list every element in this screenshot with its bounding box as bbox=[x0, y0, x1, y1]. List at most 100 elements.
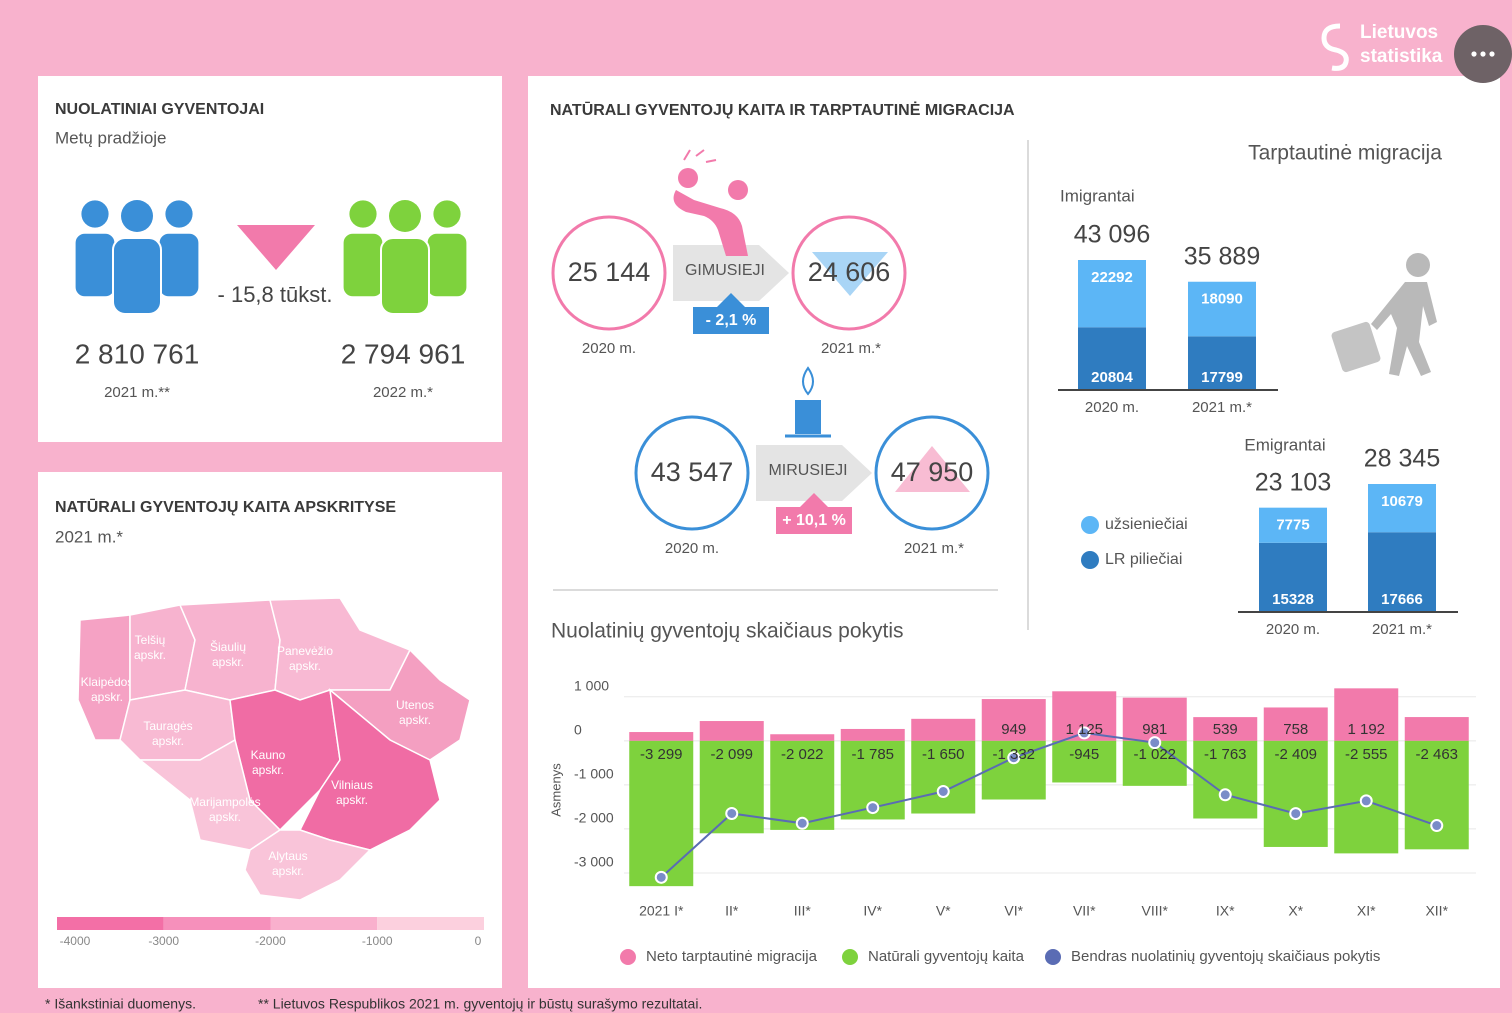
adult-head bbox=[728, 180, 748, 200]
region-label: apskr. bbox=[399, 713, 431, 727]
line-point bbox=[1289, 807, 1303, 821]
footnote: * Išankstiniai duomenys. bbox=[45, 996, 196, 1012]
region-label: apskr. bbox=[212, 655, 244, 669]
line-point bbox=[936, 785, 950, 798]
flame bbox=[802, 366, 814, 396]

● **Exercise description**
Output every line of the entries above as a numbered list, omitting blank lines and leaving out the pictures.

● **Complete answer**
1. list every element in this screenshot with its bounding box as bbox=[x0, y0, x1, y1]. List at most 100 elements.
2. adult-head bbox=[728, 180, 748, 200]
3. region-label: apskr. bbox=[399, 713, 431, 727]
4. line-point bbox=[1289, 807, 1303, 821]
5. footnote: * Išankstiniai duomenys. bbox=[45, 996, 196, 1012]
6. region-label: apskr. bbox=[212, 655, 244, 669]
7. line-point bbox=[936, 785, 950, 798]
8. flame bbox=[802, 366, 814, 396]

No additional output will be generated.